═══ Entries provided

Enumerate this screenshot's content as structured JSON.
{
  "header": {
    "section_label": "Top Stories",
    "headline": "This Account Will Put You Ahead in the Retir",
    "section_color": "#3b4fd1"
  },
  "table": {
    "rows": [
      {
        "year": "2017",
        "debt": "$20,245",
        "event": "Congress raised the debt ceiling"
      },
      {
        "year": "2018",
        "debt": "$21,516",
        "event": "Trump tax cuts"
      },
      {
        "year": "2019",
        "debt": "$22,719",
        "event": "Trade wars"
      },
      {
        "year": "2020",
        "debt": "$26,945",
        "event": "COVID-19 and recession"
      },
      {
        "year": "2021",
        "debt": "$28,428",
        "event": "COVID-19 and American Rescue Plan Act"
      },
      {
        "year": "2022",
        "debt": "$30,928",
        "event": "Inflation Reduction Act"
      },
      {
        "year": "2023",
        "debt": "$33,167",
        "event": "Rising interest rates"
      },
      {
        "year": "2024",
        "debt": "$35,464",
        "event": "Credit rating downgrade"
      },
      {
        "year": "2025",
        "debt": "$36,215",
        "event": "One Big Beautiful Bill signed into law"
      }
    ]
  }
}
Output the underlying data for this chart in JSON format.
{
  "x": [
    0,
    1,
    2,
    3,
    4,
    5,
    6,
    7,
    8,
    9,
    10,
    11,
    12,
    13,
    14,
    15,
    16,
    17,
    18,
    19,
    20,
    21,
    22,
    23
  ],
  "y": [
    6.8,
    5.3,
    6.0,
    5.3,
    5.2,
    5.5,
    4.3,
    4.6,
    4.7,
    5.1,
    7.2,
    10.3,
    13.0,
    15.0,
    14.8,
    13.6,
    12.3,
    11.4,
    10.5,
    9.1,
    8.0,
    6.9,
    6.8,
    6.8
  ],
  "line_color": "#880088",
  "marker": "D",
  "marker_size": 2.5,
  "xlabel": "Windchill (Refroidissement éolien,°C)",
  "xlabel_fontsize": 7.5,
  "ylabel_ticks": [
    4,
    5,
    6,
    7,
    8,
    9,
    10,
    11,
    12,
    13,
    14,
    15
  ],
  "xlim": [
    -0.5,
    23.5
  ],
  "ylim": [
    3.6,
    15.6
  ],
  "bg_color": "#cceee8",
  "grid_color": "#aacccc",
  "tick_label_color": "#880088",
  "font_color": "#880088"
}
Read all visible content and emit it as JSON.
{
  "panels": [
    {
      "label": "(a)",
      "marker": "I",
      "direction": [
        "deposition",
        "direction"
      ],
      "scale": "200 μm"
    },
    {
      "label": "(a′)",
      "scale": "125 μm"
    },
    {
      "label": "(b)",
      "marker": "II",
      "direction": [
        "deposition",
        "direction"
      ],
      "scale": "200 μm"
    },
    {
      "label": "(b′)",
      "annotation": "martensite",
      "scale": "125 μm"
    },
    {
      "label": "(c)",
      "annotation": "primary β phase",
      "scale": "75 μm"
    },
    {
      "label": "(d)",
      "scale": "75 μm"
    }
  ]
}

══════

» **What is being asked**
Determine the number of lines in the entries above where the string "year" appears. Answer with the number alone.

» **Response**
9